Problem details -> Give an exact copy of every line, leaving images out.
----------------------------------------
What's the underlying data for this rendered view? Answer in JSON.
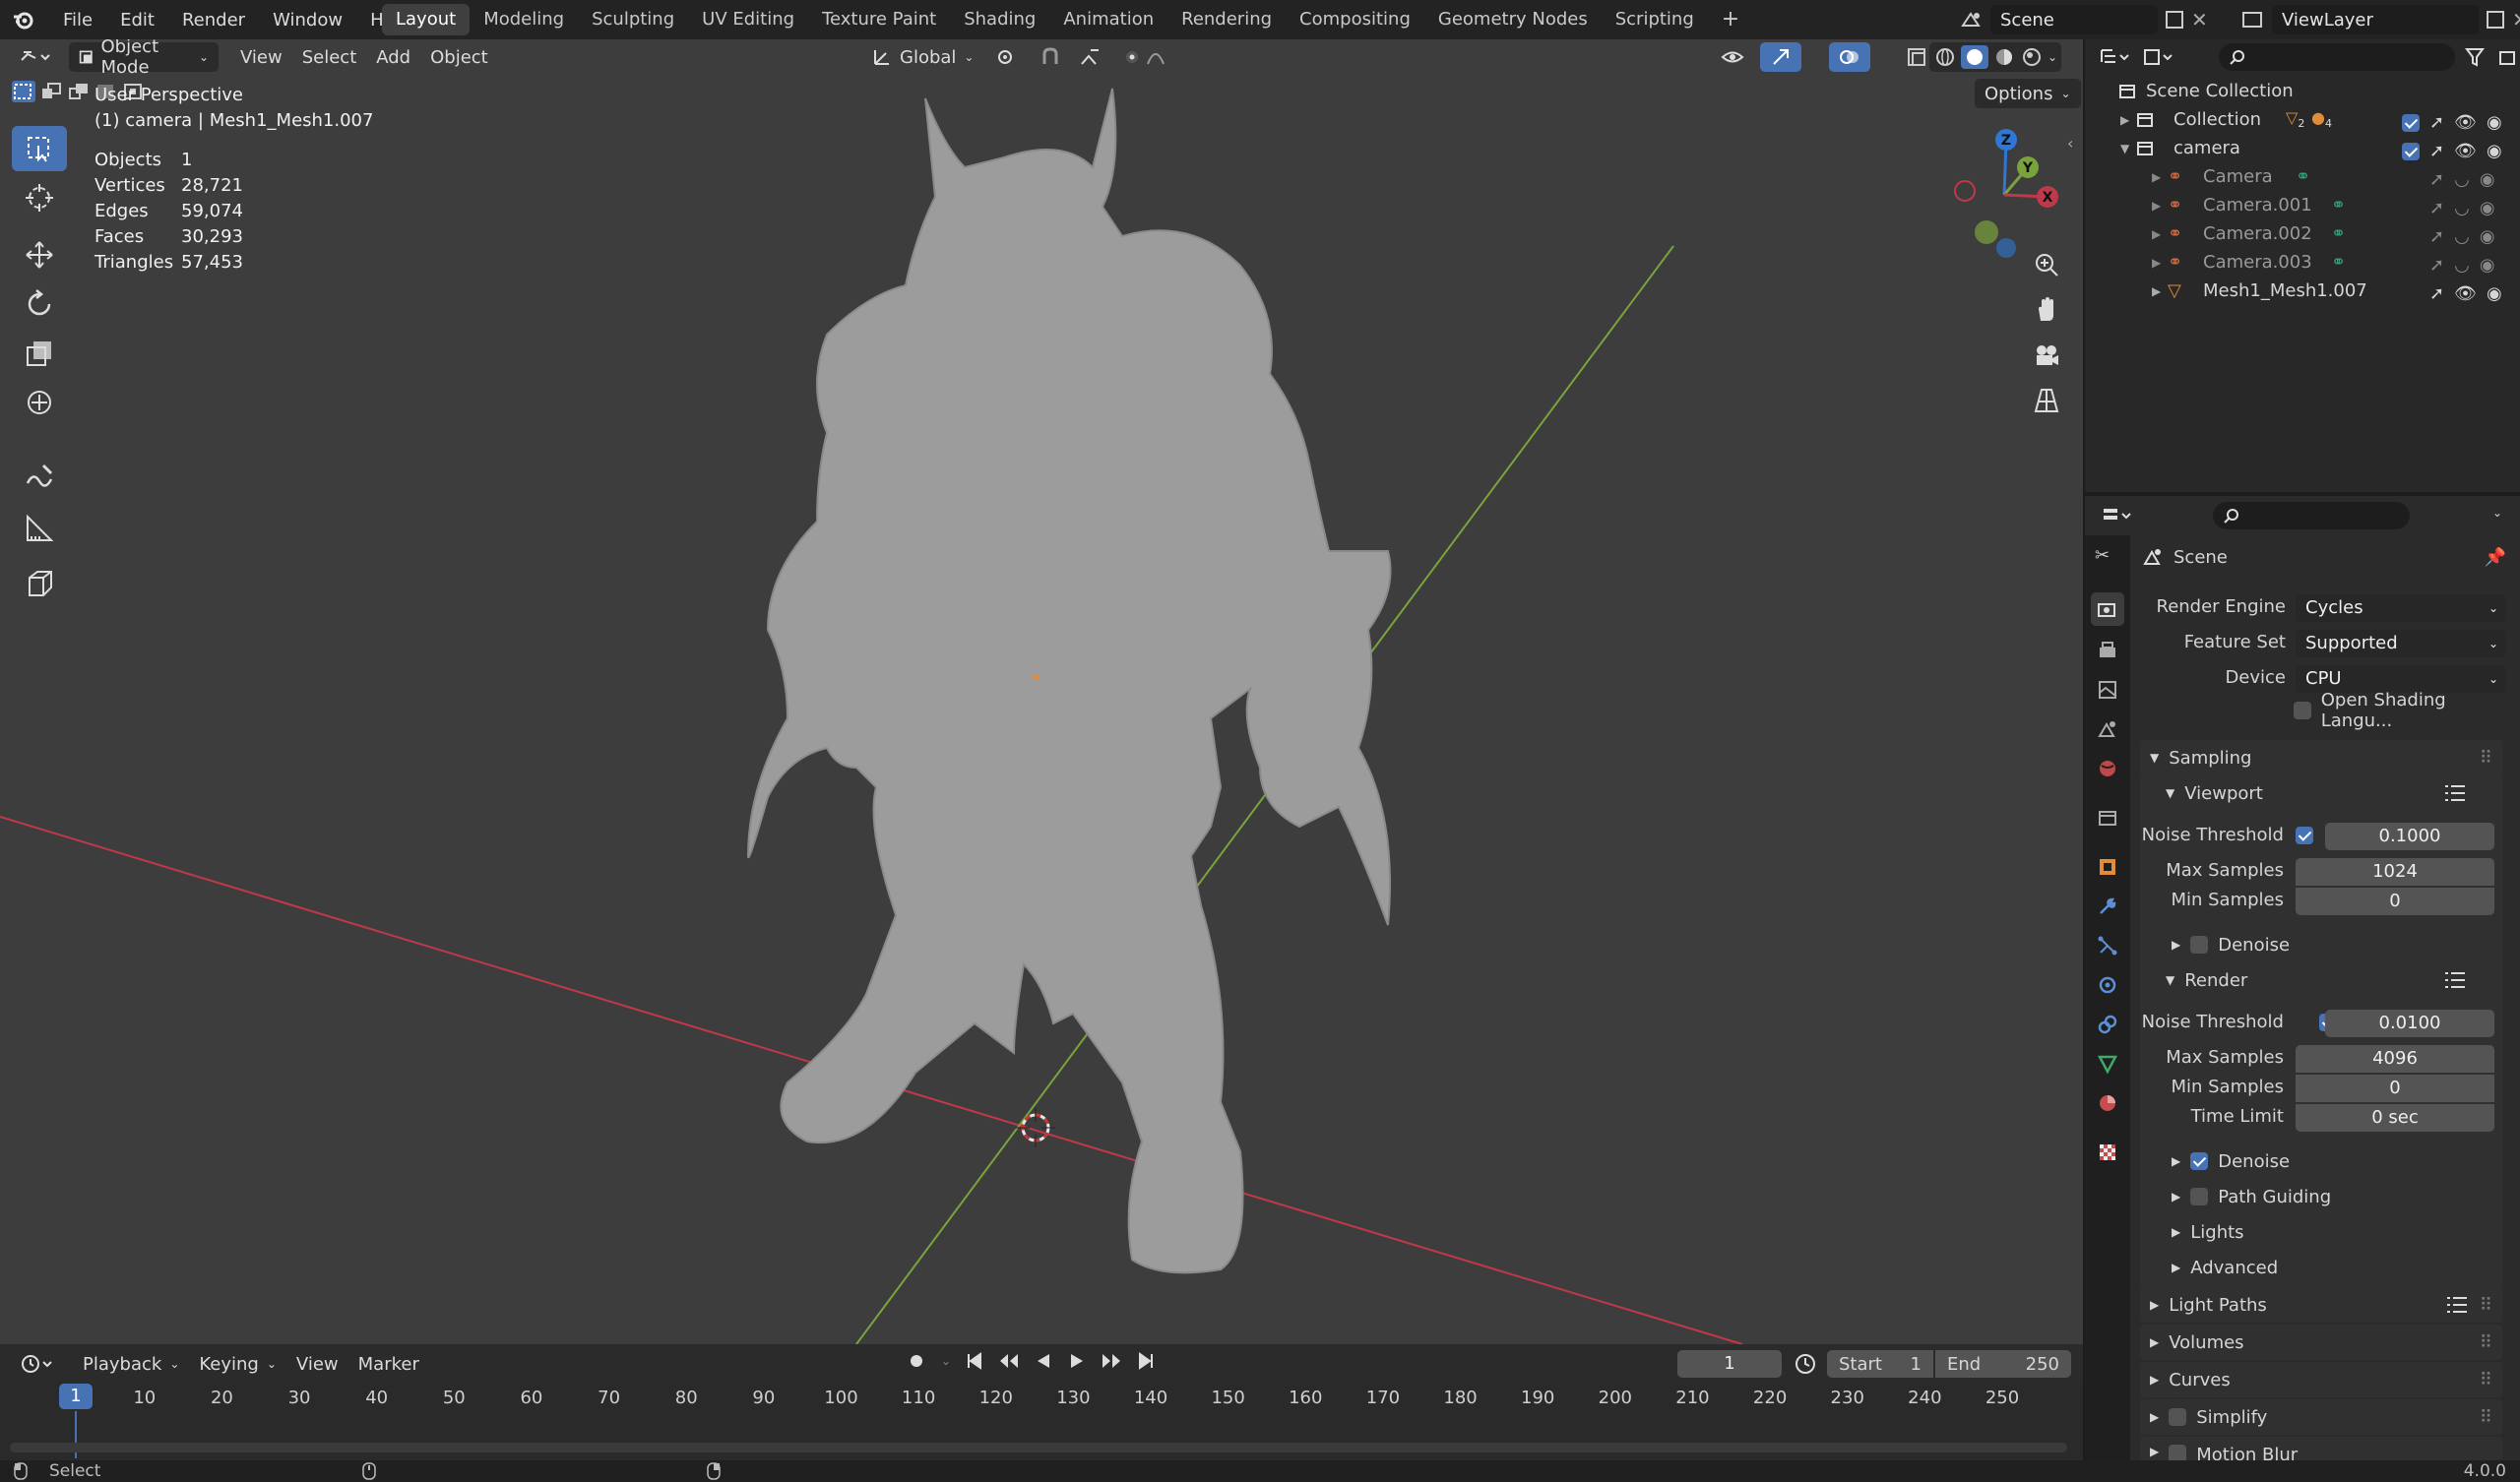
{
  "topbar": {
    "menu": [
      "File",
      "Edit",
      "Render",
      "Window",
      "Help"
    ],
    "workspaces": [
      "Layout",
      "Modeling",
      "Sculpting",
      "UV Editing",
      "Texture Paint",
      "Shading",
      "Animation",
      "Rendering",
      "Compositing",
      "Geometry Nodes",
      "Scripting"
    ],
    "active_workspace": "Layout",
    "scene": "Scene",
    "view_layer": "ViewLayer"
  },
  "viewport": {
    "mode": "Object Mode",
    "menus": [
      "View",
      "Select",
      "Add",
      "Object"
    ],
    "orientation": "Global",
    "options": "Options",
    "view_name": "User Perspective",
    "active": "(1) camera | Mesh1_Mesh1.007",
    "stats": [
      {
        "label": "Objects",
        "value": "1"
      },
      {
        "label": "Vertices",
        "value": "28,721"
      },
      {
        "label": "Edges",
        "value": "59,074"
      },
      {
        "label": "Faces",
        "value": "30,293"
      },
      {
        "label": "Triangles",
        "value": "57,453"
      }
    ],
    "gizmo": {
      "x": "X",
      "y": "Y",
      "z": "Z"
    }
  },
  "outliner": {
    "root": "Scene Collection",
    "rows": [
      {
        "name": "Collection",
        "indent": 1
      },
      {
        "name": "camera",
        "indent": 1
      },
      {
        "name": "Camera",
        "indent": 2
      },
      {
        "name": "Camera.001",
        "indent": 2
      },
      {
        "name": "Camera.002",
        "indent": 2
      },
      {
        "name": "Camera.003",
        "indent": 2
      },
      {
        "name": "Mesh1_Mesh1.007",
        "indent": 2
      }
    ],
    "collection_counts": [
      "2",
      "4"
    ]
  },
  "properties": {
    "context": "Scene",
    "render_engine_label": "Render Engine",
    "render_engine": "Cycles",
    "feature_set_label": "Feature Set",
    "feature_set": "Supported",
    "device_label": "Device",
    "device": "CPU",
    "osl": "Open Shading Langu...",
    "sampling": "Sampling",
    "viewport": "Viewport",
    "vp_noise_label": "Noise Threshold",
    "vp_noise": "0.1000",
    "vp_max_label": "Max Samples",
    "vp_max": "1024",
    "vp_min_label": "Min Samples",
    "vp_min": "0",
    "vp_denoise": "Denoise",
    "render": "Render",
    "r_noise_label": "Noise Threshold",
    "r_noise": "0.0100",
    "r_max_label": "Max Samples",
    "r_max": "4096",
    "r_min_label": "Min Samples",
    "r_min": "0",
    "r_time_label": "Time Limit",
    "r_time": "0 sec",
    "r_denoise": "Denoise",
    "path_guiding": "Path Guiding",
    "lights": "Lights",
    "advanced": "Advanced",
    "light_paths": "Light Paths",
    "volumes": "Volumes",
    "curves": "Curves",
    "simplify": "Simplify",
    "motion_blur": "Motion Blur"
  },
  "timeline": {
    "menus": [
      "Playback",
      "Keying",
      "View",
      "Marker"
    ],
    "current_frame": "1",
    "start_label": "Start",
    "start": "1",
    "end_label": "End",
    "end": "250",
    "ticks": [
      "1",
      "10",
      "20",
      "30",
      "40",
      "50",
      "60",
      "70",
      "80",
      "90",
      "100",
      "110",
      "120",
      "130",
      "140",
      "150",
      "160",
      "170",
      "180",
      "190",
      "200",
      "210",
      "220",
      "230",
      "240",
      "250"
    ]
  },
  "status": {
    "select": "Select",
    "version": "4.0.0"
  },
  "colors": {
    "accent": "#4772b3",
    "x_axis": "#c0394a",
    "y_axis": "#7aa33c",
    "z_axis": "#2f77d4"
  }
}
----------------------------------------
Solution to the exercise ->
What's the underlying data for this rendered view? Answer in JSON.
{
  "topbar": {
    "menu": [
      "File",
      "Edit",
      "Render",
      "Window",
      "Help"
    ],
    "workspaces": [
      "Layout",
      "Modeling",
      "Sculpting",
      "UV Editing",
      "Texture Paint",
      "Shading",
      "Animation",
      "Rendering",
      "Compositing",
      "Geometry Nodes",
      "Scripting"
    ],
    "active_workspace": "Layout",
    "scene": "Scene",
    "view_layer": "ViewLayer"
  },
  "viewport": {
    "mode": "Object Mode",
    "menus": [
      "View",
      "Select",
      "Add",
      "Object"
    ],
    "orientation": "Global",
    "options": "Options",
    "view_name": "User Perspective",
    "active": "(1) camera | Mesh1_Mesh1.007",
    "stats": [
      {
        "label": "Objects",
        "value": "1"
      },
      {
        "label": "Vertices",
        "value": "28,721"
      },
      {
        "label": "Edges",
        "value": "59,074"
      },
      {
        "label": "Faces",
        "value": "30,293"
      },
      {
        "label": "Triangles",
        "value": "57,453"
      }
    ],
    "gizmo": {
      "x": "X",
      "y": "Y",
      "z": "Z"
    }
  },
  "outliner": {
    "root": "Scene Collection",
    "rows": [
      {
        "name": "Collection",
        "indent": 1
      },
      {
        "name": "camera",
        "indent": 1
      },
      {
        "name": "Camera",
        "indent": 2
      },
      {
        "name": "Camera.001",
        "indent": 2
      },
      {
        "name": "Camera.002",
        "indent": 2
      },
      {
        "name": "Camera.003",
        "indent": 2
      },
      {
        "name": "Mesh1_Mesh1.007",
        "indent": 2
      }
    ],
    "collection_counts": [
      "2",
      "4"
    ]
  },
  "properties": {
    "context": "Scene",
    "render_engine_label": "Render Engine",
    "render_engine": "Cycles",
    "feature_set_label": "Feature Set",
    "feature_set": "Supported",
    "device_label": "Device",
    "device": "CPU",
    "osl": "Open Shading Langu...",
    "sampling": "Sampling",
    "viewport": "Viewport",
    "vp_noise_label": "Noise Threshold",
    "vp_noise": "0.1000",
    "vp_max_label": "Max Samples",
    "vp_max": "1024",
    "vp_min_label": "Min Samples",
    "vp_min": "0",
    "vp_denoise": "Denoise",
    "render": "Render",
    "r_noise_label": "Noise Threshold",
    "r_noise": "0.0100",
    "r_max_label": "Max Samples",
    "r_max": "4096",
    "r_min_label": "Min Samples",
    "r_min": "0",
    "r_time_label": "Time Limit",
    "r_time": "0 sec",
    "r_denoise": "Denoise",
    "path_guiding": "Path Guiding",
    "lights": "Lights",
    "advanced": "Advanced",
    "light_paths": "Light Paths",
    "volumes": "Volumes",
    "curves": "Curves",
    "simplify": "Simplify",
    "motion_blur": "Motion Blur"
  },
  "timeline": {
    "menus": [
      "Playback",
      "Keying",
      "View",
      "Marker"
    ],
    "current_frame": "1",
    "start_label": "Start",
    "start": "1",
    "end_label": "End",
    "end": "250",
    "ticks": [
      "1",
      "10",
      "20",
      "30",
      "40",
      "50",
      "60",
      "70",
      "80",
      "90",
      "100",
      "110",
      "120",
      "130",
      "140",
      "150",
      "160",
      "170",
      "180",
      "190",
      "200",
      "210",
      "220",
      "230",
      "240",
      "250"
    ]
  },
  "status": {
    "select": "Select",
    "version": "4.0.0"
  },
  "colors": {
    "accent": "#4772b3",
    "x_axis": "#c0394a",
    "y_axis": "#7aa33c",
    "z_axis": "#2f77d4"
  }
}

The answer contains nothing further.